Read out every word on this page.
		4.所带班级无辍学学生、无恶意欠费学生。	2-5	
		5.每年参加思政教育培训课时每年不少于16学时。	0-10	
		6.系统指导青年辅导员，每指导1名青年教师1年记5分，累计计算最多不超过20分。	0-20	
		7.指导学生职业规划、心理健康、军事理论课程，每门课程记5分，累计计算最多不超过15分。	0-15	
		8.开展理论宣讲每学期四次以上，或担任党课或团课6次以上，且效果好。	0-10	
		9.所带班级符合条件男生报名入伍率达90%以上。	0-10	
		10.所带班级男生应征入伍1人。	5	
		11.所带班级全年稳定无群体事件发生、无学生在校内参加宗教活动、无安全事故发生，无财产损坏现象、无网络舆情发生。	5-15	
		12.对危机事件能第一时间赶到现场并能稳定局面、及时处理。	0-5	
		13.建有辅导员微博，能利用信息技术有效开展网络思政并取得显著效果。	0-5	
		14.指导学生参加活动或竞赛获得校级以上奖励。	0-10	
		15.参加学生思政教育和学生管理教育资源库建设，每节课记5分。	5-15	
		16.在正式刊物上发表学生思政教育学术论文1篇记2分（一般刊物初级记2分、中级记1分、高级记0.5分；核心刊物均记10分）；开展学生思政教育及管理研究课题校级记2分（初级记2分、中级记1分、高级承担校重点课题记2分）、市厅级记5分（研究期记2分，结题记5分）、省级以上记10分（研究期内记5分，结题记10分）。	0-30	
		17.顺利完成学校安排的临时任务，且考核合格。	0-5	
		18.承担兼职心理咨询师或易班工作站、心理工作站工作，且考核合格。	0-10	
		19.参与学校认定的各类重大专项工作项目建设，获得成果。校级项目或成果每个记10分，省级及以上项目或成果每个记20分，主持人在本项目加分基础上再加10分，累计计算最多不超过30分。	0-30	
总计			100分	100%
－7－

==

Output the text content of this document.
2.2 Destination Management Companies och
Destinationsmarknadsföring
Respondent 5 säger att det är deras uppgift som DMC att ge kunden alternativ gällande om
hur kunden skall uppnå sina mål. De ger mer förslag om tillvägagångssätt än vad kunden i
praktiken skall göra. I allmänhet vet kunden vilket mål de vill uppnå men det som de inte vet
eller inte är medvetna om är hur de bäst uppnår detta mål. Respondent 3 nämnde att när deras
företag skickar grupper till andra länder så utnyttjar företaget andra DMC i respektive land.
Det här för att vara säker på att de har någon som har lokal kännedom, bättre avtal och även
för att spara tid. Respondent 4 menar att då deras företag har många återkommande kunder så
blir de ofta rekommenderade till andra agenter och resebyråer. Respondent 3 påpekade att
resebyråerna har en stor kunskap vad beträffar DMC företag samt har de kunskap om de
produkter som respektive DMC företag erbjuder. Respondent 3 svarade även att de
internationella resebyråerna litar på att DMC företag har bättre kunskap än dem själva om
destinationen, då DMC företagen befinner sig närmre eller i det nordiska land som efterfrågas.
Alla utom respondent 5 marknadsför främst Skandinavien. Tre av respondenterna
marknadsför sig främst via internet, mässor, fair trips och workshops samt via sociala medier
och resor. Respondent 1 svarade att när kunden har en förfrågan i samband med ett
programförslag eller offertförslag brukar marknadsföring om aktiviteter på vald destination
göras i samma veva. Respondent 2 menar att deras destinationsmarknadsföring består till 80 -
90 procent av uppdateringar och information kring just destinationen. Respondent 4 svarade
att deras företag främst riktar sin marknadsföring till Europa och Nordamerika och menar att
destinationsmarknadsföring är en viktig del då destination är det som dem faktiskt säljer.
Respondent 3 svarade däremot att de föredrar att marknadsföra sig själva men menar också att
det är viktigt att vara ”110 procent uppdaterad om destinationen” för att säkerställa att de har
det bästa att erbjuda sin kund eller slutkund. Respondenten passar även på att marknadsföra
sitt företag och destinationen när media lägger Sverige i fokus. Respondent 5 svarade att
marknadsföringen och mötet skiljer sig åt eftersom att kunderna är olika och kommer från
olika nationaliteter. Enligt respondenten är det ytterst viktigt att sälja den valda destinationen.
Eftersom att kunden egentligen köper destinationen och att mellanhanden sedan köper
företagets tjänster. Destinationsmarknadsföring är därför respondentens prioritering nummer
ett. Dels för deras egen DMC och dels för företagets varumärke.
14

### EXERCISE GOAL
Across the material above, how many lines include the string "respektive"? Only the number is wanted.

### OUTPUT FOR THIS EXERCISE
2